>> START
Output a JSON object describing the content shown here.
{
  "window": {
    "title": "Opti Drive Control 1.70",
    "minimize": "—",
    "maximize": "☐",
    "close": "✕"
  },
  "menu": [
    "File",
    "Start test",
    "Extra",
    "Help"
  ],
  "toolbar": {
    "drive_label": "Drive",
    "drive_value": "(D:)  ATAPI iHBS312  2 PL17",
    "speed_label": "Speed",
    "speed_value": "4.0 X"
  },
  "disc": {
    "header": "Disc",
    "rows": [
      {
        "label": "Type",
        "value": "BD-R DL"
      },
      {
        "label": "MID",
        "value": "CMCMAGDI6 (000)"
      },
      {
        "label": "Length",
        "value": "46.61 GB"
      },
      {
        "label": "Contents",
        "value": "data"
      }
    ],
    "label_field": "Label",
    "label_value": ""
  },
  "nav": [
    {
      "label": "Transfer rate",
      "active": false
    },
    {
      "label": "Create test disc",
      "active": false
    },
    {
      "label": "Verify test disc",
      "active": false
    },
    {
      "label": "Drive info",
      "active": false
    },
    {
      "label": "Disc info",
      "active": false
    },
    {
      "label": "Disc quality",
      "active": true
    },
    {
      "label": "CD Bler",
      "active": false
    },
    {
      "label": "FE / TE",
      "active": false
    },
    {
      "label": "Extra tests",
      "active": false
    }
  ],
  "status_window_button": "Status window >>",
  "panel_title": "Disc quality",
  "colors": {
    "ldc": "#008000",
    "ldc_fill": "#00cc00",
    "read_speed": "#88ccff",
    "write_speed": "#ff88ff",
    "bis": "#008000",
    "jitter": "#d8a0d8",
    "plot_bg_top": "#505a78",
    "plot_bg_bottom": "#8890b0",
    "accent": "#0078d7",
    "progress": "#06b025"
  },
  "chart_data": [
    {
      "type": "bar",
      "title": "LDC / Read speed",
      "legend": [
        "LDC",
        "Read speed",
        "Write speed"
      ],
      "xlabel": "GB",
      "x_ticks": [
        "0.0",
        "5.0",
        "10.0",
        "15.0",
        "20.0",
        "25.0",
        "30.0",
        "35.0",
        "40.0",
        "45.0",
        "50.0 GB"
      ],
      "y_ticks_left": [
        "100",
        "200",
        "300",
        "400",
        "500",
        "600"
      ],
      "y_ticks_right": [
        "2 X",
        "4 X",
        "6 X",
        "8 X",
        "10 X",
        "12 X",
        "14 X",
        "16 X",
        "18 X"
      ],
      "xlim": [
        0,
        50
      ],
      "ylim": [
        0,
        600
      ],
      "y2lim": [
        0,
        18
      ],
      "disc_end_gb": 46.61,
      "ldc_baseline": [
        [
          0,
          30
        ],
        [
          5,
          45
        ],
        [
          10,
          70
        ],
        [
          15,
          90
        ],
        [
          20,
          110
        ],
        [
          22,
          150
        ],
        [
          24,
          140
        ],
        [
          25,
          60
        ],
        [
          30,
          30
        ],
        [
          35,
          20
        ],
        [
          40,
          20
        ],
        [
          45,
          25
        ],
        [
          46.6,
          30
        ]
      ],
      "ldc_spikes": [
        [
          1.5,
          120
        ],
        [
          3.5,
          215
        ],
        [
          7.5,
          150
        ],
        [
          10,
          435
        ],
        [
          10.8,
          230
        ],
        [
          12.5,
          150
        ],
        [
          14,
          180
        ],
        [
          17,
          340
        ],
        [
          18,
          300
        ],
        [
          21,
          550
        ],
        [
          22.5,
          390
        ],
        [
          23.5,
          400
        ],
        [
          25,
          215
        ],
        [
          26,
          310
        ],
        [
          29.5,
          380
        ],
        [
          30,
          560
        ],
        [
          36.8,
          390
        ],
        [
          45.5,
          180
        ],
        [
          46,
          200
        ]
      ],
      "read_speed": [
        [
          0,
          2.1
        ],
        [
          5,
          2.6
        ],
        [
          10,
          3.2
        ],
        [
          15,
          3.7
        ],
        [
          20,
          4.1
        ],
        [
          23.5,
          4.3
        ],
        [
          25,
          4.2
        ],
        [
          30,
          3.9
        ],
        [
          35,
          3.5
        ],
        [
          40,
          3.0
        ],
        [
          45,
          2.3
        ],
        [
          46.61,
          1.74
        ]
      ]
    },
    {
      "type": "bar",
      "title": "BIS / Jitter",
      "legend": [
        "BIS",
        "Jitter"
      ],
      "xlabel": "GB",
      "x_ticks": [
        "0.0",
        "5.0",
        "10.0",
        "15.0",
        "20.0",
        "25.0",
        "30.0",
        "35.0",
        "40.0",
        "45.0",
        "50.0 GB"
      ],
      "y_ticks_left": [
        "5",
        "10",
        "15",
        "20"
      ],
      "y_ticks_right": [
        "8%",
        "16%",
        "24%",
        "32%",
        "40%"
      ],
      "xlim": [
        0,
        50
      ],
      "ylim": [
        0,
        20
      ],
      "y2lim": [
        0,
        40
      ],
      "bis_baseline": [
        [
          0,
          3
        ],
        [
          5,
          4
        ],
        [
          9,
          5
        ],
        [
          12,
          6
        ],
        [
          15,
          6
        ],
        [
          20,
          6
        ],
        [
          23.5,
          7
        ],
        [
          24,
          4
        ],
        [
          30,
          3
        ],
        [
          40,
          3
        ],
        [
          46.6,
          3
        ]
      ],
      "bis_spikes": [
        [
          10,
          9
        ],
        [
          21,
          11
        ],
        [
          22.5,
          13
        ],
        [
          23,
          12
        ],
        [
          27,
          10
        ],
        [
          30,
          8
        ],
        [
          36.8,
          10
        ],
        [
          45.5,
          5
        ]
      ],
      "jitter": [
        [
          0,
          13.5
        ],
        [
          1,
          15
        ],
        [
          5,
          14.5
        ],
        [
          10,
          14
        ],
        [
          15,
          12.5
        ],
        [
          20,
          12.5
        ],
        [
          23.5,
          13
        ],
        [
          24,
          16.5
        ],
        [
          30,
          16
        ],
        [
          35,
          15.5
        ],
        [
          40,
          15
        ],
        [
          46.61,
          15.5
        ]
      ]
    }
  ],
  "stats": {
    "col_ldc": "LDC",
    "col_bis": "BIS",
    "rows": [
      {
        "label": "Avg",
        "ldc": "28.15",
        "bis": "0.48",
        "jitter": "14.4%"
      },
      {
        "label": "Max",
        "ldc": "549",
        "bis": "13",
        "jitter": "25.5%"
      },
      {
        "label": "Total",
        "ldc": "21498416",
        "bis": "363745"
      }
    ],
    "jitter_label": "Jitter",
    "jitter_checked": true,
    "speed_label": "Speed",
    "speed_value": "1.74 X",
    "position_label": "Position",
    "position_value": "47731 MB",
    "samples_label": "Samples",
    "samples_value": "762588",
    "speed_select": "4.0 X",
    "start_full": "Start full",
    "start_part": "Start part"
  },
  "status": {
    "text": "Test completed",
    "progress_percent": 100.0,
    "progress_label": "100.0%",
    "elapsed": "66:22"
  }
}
>> END
EXERCISE —
Write out every entry verbatim.

REPLY —
Output a JSON object describing the content shown here.
{
  "window": {
    "title": "Opti Drive Control 1.70",
    "minimize": "—",
    "maximize": "☐",
    "close": "✕"
  },
  "menu": [
    "File",
    "Start test",
    "Extra",
    "Help"
  ],
  "toolbar": {
    "drive_label": "Drive",
    "drive_value": "(D:)  ATAPI iHBS312  2 PL17",
    "speed_label": "Speed",
    "speed_value": "4.0 X"
  },
  "disc": {
    "header": "Disc",
    "rows": [
      {
        "label": "Type",
        "value": "BD-R DL"
      },
      {
        "label": "MID",
        "value": "CMCMAGDI6 (000)"
      },
      {
        "label": "Length",
        "value": "46.61 GB"
      },
      {
        "label": "Contents",
        "value": "data"
      }
    ],
    "label_field": "Label",
    "label_value": ""
  },
  "nav": [
    {
      "label": "Transfer rate",
      "active": false
    },
    {
      "label": "Create test disc",
      "active": false
    },
    {
      "label": "Verify test disc",
      "active": false
    },
    {
      "label": "Drive info",
      "active": false
    },
    {
      "label": "Disc info",
      "active": false
    },
    {
      "label": "Disc quality",
      "active": true
    },
    {
      "label": "CD Bler",
      "active": false
    },
    {
      "label": "FE / TE",
      "active": false
    },
    {
      "label": "Extra tests",
      "active": false
    }
  ],
  "status_window_button": "Status window >>",
  "panel_title": "Disc quality",
  "colors": {
    "ldc": "#008000",
    "ldc_fill": "#00cc00",
    "read_speed": "#88ccff",
    "write_speed": "#ff88ff",
    "bis": "#008000",
    "jitter": "#d8a0d8",
    "plot_bg_top": "#505a78",
    "plot_bg_bottom": "#8890b0",
    "accent": "#0078d7",
    "progress": "#06b025"
  },
  "chart_data": [
    {
      "type": "bar",
      "title": "LDC / Read speed",
      "legend": [
        "LDC",
        "Read speed",
        "Write speed"
      ],
      "xlabel": "GB",
      "x_ticks": [
        "0.0",
        "5.0",
        "10.0",
        "15.0",
        "20.0",
        "25.0",
        "30.0",
        "35.0",
        "40.0",
        "45.0",
        "50.0 GB"
      ],
      "y_ticks_left": [
        "100",
        "200",
        "300",
        "400",
        "500",
        "600"
      ],
      "y_ticks_right": [
        "2 X",
        "4 X",
        "6 X",
        "8 X",
        "10 X",
        "12 X",
        "14 X",
        "16 X",
        "18 X"
      ],
      "xlim": [
        0,
        50
      ],
      "ylim": [
        0,
        600
      ],
      "y2lim": [
        0,
        18
      ],
      "disc_end_gb": 46.61,
      "ldc_baseline": [
        [
          0,
          30
        ],
        [
          5,
          45
        ],
        [
          10,
          70
        ],
        [
          15,
          90
        ],
        [
          20,
          110
        ],
        [
          22,
          150
        ],
        [
          24,
          140
        ],
        [
          25,
          60
        ],
        [
          30,
          30
        ],
        [
          35,
          20
        ],
        [
          40,
          20
        ],
        [
          45,
          25
        ],
        [
          46.6,
          30
        ]
      ],
      "ldc_spikes": [
        [
          1.5,
          120
        ],
        [
          3.5,
          215
        ],
        [
          7.5,
          150
        ],
        [
          10,
          435
        ],
        [
          10.8,
          230
        ],
        [
          12.5,
          150
        ],
        [
          14,
          180
        ],
        [
          17,
          340
        ],
        [
          18,
          300
        ],
        [
          21,
          550
        ],
        [
          22.5,
          390
        ],
        [
          23.5,
          400
        ],
        [
          25,
          215
        ],
        [
          26,
          310
        ],
        [
          29.5,
          380
        ],
        [
          30,
          560
        ],
        [
          36.8,
          390
        ],
        [
          45.5,
          180
        ],
        [
          46,
          200
        ]
      ],
      "read_speed": [
        [
          0,
          2.1
        ],
        [
          5,
          2.6
        ],
        [
          10,
          3.2
        ],
        [
          15,
          3.7
        ],
        [
          20,
          4.1
        ],
        [
          23.5,
          4.3
        ],
        [
          25,
          4.2
        ],
        [
          30,
          3.9
        ],
        [
          35,
          3.5
        ],
        [
          40,
          3.0
        ],
        [
          45,
          2.3
        ],
        [
          46.61,
          1.74
        ]
      ]
    },
    {
      "type": "bar",
      "title": "BIS / Jitter",
      "legend": [
        "BIS",
        "Jitter"
      ],
      "xlabel": "GB",
      "x_ticks": [
        "0.0",
        "5.0",
        "10.0",
        "15.0",
        "20.0",
        "25.0",
        "30.0",
        "35.0",
        "40.0",
        "45.0",
        "50.0 GB"
      ],
      "y_ticks_left": [
        "5",
        "10",
        "15",
        "20"
      ],
      "y_ticks_right": [
        "8%",
        "16%",
        "24%",
        "32%",
        "40%"
      ],
      "xlim": [
        0,
        50
      ],
      "ylim": [
        0,
        20
      ],
      "y2lim": [
        0,
        40
      ],
      "bis_baseline": [
        [
          0,
          3
        ],
        [
          5,
          4
        ],
        [
          9,
          5
        ],
        [
          12,
          6
        ],
        [
          15,
          6
        ],
        [
          20,
          6
        ],
        [
          23.5,
          7
        ],
        [
          24,
          4
        ],
        [
          30,
          3
        ],
        [
          40,
          3
        ],
        [
          46.6,
          3
        ]
      ],
      "bis_spikes": [
        [
          10,
          9
        ],
        [
          21,
          11
        ],
        [
          22.5,
          13
        ],
        [
          23,
          12
        ],
        [
          27,
          10
        ],
        [
          30,
          8
        ],
        [
          36.8,
          10
        ],
        [
          45.5,
          5
        ]
      ],
      "jitter": [
        [
          0,
          13.5
        ],
        [
          1,
          15
        ],
        [
          5,
          14.5
        ],
        [
          10,
          14
        ],
        [
          15,
          12.5
        ],
        [
          20,
          12.5
        ],
        [
          23.5,
          13
        ],
        [
          24,
          16.5
        ],
        [
          30,
          16
        ],
        [
          35,
          15.5
        ],
        [
          40,
          15
        ],
        [
          46.61,
          15.5
        ]
      ]
    }
  ],
  "stats": {
    "col_ldc": "LDC",
    "col_bis": "BIS",
    "rows": [
      {
        "label": "Avg",
        "ldc": "28.15",
        "bis": "0.48",
        "jitter": "14.4%"
      },
      {
        "label": "Max",
        "ldc": "549",
        "bis": "13",
        "jitter": "25.5%"
      },
      {
        "label": "Total",
        "ldc": "21498416",
        "bis": "363745"
      }
    ],
    "jitter_label": "Jitter",
    "jitter_checked": true,
    "speed_label": "Speed",
    "speed_value": "1.74 X",
    "position_label": "Position",
    "position_value": "47731 MB",
    "samples_label": "Samples",
    "samples_value": "762588",
    "speed_select": "4.0 X",
    "start_full": "Start full",
    "start_part": "Start part"
  },
  "status": {
    "text": "Test completed",
    "progress_percent": 100.0,
    "progress_label": "100.0%",
    "elapsed": "66:22"
  }
}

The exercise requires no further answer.